▶ **Set task**: Select from the data all lines with the word "kind".
────────────────
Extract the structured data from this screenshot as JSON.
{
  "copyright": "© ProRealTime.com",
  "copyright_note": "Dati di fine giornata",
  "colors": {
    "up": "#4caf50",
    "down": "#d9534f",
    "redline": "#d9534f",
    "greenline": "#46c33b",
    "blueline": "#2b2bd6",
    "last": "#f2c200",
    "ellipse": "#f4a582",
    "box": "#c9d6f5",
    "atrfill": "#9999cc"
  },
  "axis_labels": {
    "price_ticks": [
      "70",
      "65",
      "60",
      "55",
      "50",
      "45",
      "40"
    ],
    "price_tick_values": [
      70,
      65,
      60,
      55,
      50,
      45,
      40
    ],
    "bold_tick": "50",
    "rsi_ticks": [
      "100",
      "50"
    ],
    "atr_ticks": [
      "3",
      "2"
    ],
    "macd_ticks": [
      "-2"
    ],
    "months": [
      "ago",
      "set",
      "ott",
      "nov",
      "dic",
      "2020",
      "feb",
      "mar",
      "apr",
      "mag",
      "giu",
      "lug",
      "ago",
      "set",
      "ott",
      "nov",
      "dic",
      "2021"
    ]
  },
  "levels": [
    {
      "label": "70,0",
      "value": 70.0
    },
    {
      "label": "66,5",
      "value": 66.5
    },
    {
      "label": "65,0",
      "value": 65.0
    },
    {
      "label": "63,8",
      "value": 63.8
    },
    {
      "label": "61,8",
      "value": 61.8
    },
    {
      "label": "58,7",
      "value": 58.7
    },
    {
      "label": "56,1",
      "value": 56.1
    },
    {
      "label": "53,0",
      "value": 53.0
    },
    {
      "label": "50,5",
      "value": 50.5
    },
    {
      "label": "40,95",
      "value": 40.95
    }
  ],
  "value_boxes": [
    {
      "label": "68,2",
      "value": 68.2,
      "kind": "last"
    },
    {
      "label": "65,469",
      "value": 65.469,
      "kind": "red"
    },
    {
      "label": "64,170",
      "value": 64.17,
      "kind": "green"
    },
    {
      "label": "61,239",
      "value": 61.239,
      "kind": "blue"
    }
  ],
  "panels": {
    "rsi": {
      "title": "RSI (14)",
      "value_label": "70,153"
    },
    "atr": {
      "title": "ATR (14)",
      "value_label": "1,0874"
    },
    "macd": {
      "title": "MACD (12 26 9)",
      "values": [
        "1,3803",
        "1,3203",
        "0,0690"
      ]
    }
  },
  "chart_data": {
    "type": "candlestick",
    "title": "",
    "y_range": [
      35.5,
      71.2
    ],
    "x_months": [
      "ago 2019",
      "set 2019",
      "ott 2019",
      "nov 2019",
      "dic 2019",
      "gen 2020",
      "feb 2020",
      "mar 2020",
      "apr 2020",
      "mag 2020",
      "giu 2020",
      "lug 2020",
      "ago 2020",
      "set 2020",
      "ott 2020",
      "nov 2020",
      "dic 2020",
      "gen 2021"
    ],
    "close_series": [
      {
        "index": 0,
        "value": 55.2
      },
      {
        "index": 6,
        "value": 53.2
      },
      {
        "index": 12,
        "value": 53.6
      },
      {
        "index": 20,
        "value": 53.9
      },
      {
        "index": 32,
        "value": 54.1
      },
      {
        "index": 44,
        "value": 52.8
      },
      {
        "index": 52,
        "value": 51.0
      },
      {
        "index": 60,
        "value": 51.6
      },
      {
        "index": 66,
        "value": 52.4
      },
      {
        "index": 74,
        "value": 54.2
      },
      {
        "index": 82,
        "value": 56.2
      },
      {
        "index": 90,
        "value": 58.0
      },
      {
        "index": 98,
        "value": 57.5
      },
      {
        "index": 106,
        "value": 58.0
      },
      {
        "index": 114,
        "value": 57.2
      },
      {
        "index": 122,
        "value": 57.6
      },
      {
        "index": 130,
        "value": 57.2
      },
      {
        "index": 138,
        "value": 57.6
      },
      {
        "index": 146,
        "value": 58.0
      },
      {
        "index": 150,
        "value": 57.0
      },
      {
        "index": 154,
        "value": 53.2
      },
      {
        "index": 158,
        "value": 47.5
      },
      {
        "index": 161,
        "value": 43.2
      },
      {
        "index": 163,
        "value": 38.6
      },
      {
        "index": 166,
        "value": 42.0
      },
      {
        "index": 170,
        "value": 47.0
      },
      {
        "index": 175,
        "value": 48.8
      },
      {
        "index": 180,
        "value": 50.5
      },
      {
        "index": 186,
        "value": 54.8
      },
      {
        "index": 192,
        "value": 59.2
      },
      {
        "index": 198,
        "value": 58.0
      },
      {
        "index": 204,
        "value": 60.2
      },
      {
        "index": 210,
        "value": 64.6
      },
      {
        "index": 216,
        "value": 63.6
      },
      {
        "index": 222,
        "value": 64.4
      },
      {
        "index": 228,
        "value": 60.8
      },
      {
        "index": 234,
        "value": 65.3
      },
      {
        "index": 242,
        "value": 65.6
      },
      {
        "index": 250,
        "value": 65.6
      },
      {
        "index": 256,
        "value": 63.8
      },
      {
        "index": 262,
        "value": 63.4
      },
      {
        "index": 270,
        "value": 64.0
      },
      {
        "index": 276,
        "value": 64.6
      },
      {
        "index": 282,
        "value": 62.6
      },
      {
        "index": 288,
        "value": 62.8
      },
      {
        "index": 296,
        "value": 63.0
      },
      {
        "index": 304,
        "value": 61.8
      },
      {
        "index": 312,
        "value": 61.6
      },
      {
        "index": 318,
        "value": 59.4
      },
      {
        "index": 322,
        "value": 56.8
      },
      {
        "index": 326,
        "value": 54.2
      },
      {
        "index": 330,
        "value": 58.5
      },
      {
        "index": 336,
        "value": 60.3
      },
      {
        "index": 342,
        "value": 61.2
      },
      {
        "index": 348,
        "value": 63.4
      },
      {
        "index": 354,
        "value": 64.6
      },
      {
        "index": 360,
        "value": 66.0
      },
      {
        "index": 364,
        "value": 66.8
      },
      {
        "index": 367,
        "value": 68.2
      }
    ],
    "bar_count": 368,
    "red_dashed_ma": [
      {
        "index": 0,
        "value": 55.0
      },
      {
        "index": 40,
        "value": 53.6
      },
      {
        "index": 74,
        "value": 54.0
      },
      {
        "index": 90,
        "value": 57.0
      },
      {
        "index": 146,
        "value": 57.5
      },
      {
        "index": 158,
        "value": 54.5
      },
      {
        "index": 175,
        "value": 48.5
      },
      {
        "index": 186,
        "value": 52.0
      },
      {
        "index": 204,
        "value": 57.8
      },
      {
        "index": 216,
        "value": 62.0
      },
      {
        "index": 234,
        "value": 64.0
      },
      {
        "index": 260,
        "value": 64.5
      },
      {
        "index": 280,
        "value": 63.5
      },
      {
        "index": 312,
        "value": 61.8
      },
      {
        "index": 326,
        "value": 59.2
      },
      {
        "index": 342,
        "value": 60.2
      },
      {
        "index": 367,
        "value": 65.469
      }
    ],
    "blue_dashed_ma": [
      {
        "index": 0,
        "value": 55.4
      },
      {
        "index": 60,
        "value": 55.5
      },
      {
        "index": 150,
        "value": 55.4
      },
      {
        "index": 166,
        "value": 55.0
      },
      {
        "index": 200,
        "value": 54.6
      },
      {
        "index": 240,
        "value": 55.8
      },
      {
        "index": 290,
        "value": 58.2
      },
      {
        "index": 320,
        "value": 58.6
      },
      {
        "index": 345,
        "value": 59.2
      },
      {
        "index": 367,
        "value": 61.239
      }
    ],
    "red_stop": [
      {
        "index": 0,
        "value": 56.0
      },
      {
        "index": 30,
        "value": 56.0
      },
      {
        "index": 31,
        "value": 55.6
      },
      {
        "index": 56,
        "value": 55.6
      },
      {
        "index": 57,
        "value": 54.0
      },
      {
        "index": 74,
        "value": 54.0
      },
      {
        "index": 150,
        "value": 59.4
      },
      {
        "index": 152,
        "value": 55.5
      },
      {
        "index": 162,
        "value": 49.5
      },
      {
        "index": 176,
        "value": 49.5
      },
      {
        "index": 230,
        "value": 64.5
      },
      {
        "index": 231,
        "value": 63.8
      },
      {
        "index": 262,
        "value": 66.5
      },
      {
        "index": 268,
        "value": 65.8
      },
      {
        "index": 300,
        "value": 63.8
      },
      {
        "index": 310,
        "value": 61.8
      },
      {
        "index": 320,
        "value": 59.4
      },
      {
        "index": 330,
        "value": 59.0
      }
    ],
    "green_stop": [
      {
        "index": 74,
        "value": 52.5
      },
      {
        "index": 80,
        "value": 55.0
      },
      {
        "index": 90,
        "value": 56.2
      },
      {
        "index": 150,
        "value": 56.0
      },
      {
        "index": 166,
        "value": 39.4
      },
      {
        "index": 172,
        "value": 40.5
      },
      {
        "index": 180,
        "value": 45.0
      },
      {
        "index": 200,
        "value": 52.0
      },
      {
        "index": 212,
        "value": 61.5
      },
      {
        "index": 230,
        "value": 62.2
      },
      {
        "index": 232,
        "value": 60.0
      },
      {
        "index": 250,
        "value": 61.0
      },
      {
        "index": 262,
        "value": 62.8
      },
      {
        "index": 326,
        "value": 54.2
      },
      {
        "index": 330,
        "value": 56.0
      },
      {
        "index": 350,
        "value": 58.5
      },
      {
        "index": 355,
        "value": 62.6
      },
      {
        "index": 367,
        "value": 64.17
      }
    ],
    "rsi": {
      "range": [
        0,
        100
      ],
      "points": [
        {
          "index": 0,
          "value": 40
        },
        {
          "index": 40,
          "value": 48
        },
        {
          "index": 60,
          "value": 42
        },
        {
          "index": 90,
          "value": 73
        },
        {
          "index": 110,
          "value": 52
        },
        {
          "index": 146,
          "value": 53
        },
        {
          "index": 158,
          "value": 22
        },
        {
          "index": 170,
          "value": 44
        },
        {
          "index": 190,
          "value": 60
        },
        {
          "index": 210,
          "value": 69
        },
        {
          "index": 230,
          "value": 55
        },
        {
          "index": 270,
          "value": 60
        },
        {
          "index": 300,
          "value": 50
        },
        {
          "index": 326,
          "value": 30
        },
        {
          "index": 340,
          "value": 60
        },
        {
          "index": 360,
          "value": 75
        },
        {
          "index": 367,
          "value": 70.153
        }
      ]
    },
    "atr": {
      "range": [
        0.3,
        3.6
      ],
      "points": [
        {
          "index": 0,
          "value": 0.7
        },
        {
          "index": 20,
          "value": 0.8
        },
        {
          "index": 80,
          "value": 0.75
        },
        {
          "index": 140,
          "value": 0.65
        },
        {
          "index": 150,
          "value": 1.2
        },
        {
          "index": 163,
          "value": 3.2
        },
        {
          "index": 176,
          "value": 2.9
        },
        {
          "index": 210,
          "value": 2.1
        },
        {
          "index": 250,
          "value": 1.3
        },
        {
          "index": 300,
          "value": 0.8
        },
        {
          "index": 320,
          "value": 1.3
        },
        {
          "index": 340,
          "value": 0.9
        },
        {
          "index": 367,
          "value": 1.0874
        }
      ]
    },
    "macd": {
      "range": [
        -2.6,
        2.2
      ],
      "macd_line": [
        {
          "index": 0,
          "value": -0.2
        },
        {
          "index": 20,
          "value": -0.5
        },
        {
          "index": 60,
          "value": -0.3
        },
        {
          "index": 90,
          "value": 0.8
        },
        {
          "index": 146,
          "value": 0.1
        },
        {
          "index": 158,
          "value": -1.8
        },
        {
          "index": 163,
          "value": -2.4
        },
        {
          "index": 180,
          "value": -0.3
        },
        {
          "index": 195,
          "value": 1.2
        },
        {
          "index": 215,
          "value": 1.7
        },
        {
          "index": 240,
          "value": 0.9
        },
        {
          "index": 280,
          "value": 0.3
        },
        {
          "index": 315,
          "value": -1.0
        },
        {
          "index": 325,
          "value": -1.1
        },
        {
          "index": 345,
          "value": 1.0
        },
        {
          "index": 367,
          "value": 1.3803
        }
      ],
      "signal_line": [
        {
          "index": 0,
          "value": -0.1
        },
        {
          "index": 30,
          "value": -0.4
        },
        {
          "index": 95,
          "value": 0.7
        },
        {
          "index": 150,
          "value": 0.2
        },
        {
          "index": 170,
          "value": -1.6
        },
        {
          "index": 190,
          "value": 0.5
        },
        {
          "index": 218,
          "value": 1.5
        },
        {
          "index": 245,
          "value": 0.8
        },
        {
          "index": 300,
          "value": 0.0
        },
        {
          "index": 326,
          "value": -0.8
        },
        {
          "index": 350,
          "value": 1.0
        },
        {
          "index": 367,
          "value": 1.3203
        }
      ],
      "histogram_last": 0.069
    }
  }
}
────────────────
▶ **Correct output**:
      "kind": "last"
      "kind": "red"
      "kind": "green"
      "kind": "blue"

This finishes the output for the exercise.